= What you should do =
Each line containing the word "nКІЛЬКІСТЬ" must be collected.

= Chart and figure data =
'''

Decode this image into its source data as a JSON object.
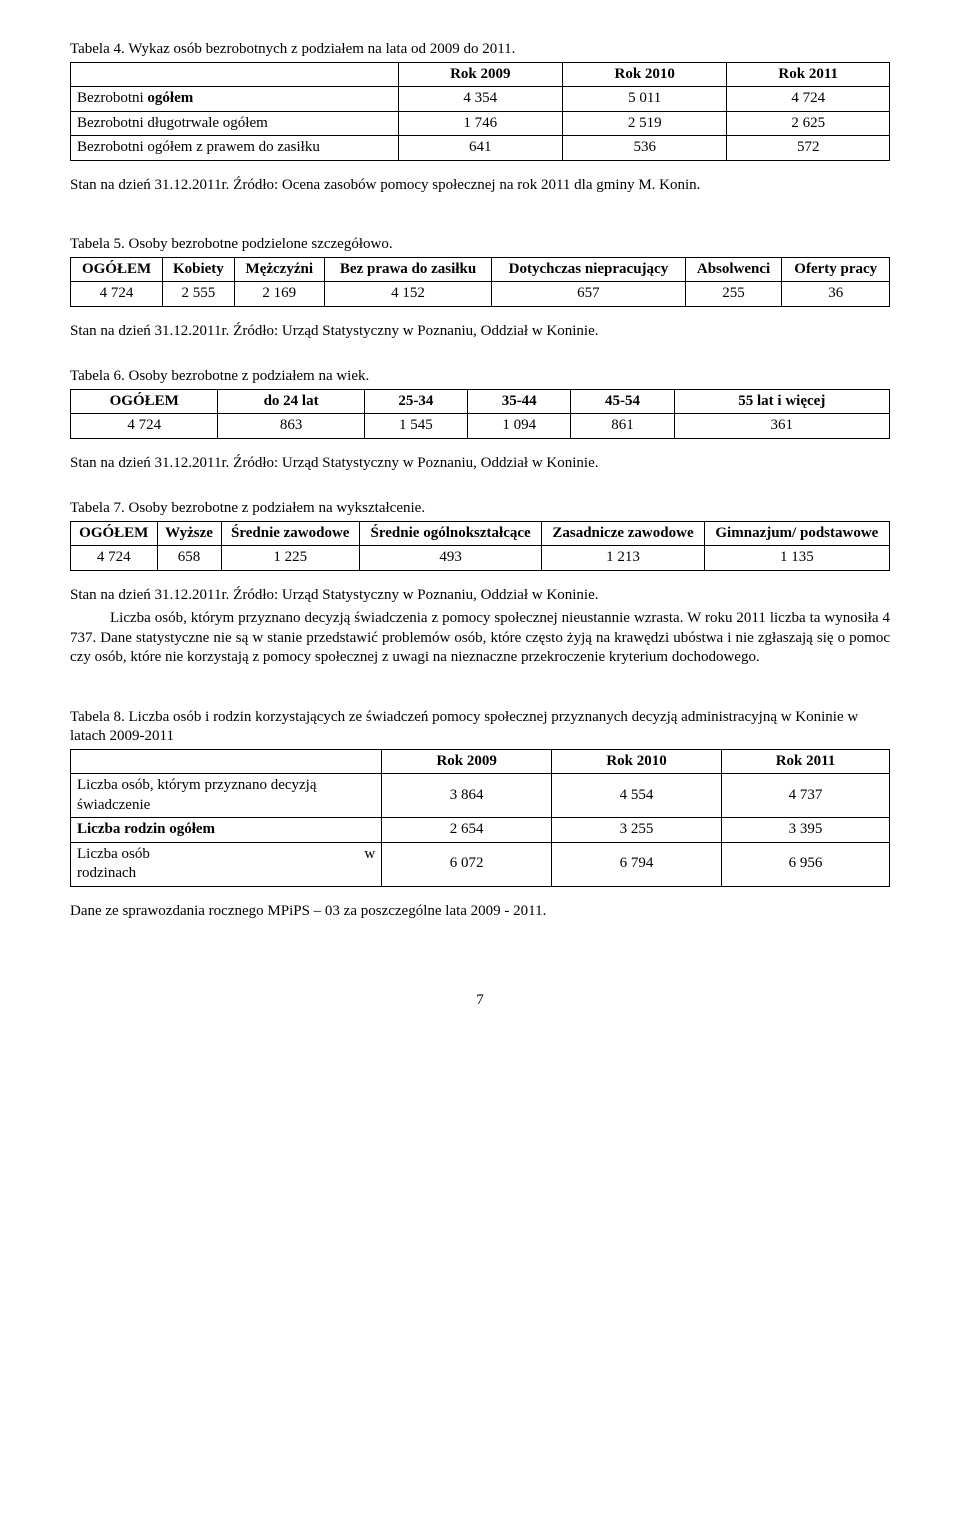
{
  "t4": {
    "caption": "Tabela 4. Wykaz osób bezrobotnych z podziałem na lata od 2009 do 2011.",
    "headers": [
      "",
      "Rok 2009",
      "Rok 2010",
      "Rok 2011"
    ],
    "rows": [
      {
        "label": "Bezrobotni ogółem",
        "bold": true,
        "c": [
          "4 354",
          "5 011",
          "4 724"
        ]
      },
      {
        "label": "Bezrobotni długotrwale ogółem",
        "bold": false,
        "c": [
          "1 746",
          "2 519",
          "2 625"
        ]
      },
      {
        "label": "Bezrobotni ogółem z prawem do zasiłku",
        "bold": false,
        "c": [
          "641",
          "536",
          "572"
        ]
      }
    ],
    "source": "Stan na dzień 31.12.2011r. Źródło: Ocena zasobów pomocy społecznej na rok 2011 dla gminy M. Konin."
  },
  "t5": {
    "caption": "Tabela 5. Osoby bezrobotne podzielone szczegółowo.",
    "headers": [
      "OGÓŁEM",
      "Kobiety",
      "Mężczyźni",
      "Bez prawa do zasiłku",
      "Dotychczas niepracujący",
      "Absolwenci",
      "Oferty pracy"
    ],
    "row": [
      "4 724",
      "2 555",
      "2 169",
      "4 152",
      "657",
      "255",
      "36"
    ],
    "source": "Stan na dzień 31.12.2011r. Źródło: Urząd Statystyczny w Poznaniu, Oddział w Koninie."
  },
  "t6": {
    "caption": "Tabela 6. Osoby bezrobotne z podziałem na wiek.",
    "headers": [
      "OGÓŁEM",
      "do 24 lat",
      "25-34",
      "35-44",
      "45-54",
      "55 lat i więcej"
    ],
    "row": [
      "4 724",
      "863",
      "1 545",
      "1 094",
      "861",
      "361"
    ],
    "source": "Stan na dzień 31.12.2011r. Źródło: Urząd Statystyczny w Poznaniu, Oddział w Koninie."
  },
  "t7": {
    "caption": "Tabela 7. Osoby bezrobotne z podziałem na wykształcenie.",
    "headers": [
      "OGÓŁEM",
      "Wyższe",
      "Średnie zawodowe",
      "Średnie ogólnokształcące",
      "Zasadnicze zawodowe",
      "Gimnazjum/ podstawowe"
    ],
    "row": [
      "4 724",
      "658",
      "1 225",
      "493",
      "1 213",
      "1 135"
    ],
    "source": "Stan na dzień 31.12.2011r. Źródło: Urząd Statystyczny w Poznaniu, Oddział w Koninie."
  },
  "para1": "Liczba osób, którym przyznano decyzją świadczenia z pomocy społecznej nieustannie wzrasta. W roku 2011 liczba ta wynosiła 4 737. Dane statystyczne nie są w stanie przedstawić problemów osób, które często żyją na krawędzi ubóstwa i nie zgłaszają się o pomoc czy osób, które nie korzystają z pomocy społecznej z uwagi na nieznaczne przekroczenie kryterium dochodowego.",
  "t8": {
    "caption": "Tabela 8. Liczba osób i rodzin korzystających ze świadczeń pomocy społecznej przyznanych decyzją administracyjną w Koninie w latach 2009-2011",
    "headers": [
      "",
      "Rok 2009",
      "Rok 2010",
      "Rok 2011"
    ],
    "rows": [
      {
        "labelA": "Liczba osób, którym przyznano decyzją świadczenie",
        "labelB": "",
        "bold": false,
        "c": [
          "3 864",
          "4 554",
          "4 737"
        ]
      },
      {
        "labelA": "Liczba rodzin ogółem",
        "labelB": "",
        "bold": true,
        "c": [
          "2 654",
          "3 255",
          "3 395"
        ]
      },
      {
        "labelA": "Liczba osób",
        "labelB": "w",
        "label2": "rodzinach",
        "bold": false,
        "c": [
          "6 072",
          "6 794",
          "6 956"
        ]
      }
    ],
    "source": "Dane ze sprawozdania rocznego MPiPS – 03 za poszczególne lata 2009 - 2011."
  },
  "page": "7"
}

'''
'''

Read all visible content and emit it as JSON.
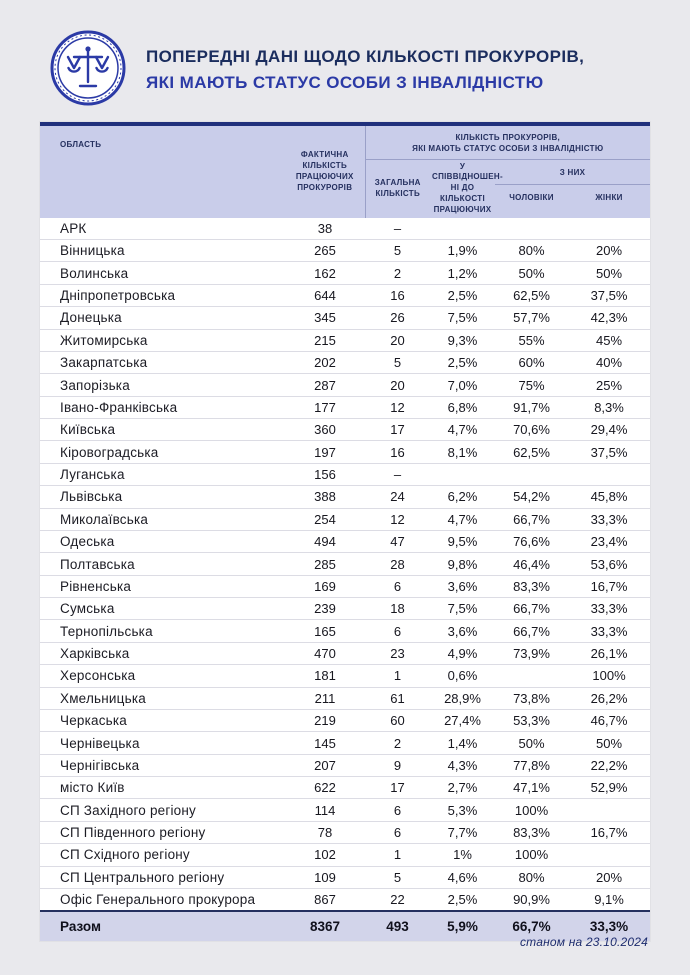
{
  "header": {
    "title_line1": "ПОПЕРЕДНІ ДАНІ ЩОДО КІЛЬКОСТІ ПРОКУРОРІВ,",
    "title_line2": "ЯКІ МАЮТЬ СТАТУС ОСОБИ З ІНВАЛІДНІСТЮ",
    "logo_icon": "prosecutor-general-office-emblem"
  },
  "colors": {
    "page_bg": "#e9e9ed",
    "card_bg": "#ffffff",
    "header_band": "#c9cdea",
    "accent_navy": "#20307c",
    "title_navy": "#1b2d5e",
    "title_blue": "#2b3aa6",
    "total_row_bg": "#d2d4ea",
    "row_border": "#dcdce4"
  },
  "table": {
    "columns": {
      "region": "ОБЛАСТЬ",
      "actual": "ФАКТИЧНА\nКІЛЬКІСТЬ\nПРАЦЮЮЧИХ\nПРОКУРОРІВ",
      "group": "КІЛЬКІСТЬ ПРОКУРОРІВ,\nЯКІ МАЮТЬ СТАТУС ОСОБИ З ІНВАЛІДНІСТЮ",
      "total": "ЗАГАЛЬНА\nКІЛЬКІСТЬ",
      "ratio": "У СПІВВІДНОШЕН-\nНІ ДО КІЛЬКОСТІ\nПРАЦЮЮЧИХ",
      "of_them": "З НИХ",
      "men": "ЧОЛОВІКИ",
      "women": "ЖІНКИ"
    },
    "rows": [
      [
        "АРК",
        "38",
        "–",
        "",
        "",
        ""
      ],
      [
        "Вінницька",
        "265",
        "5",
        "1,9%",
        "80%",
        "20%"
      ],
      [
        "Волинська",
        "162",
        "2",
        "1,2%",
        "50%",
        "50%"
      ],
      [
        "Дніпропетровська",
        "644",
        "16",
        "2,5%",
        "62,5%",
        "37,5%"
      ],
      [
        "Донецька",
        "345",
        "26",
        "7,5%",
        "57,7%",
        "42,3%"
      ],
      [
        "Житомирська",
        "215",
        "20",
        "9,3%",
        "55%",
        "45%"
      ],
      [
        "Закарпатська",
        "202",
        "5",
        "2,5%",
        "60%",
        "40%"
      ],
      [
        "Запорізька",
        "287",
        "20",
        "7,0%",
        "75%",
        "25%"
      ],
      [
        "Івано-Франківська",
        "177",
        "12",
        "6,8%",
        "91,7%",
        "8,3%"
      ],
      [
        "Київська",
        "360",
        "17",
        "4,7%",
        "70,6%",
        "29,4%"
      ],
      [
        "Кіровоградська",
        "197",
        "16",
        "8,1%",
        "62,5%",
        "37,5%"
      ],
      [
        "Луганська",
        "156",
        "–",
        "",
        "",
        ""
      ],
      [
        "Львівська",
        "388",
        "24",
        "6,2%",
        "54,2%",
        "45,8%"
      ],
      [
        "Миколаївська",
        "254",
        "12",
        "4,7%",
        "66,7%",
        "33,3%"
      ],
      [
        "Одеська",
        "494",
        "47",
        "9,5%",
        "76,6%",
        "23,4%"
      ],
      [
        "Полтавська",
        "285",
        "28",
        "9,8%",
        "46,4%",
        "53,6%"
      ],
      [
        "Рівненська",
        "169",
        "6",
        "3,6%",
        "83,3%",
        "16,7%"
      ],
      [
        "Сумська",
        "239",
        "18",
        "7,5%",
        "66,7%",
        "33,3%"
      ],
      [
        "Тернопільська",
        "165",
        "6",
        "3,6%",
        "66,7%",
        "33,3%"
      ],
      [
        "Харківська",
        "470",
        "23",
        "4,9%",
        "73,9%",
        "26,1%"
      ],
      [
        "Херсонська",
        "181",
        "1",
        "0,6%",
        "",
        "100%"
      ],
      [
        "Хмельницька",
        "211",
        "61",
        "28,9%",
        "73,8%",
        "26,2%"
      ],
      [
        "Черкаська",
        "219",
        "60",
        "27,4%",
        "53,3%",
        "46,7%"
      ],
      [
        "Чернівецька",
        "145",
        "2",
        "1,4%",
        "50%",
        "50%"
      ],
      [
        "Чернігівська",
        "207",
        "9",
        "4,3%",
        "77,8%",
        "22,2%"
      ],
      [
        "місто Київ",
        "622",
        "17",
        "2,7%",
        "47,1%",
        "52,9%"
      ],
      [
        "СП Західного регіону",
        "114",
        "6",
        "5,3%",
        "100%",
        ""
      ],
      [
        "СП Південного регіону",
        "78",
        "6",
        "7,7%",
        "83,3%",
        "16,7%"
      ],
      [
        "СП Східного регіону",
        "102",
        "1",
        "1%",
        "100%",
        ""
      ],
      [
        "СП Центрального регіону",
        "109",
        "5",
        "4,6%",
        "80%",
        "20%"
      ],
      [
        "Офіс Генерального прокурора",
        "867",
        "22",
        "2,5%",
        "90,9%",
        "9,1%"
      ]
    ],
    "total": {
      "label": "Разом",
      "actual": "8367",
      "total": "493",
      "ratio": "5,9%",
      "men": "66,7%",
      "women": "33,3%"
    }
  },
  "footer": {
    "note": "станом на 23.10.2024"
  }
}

'''

= Result of the task =
      "actual": "ФАКТИЧНА\nКІЛЬКІСТЬ\nПРАЦЮЮЧИХ\nПРОКУРОРІВ",
      "total": "ЗАГАЛЬНА\nКІЛЬКІСТЬ",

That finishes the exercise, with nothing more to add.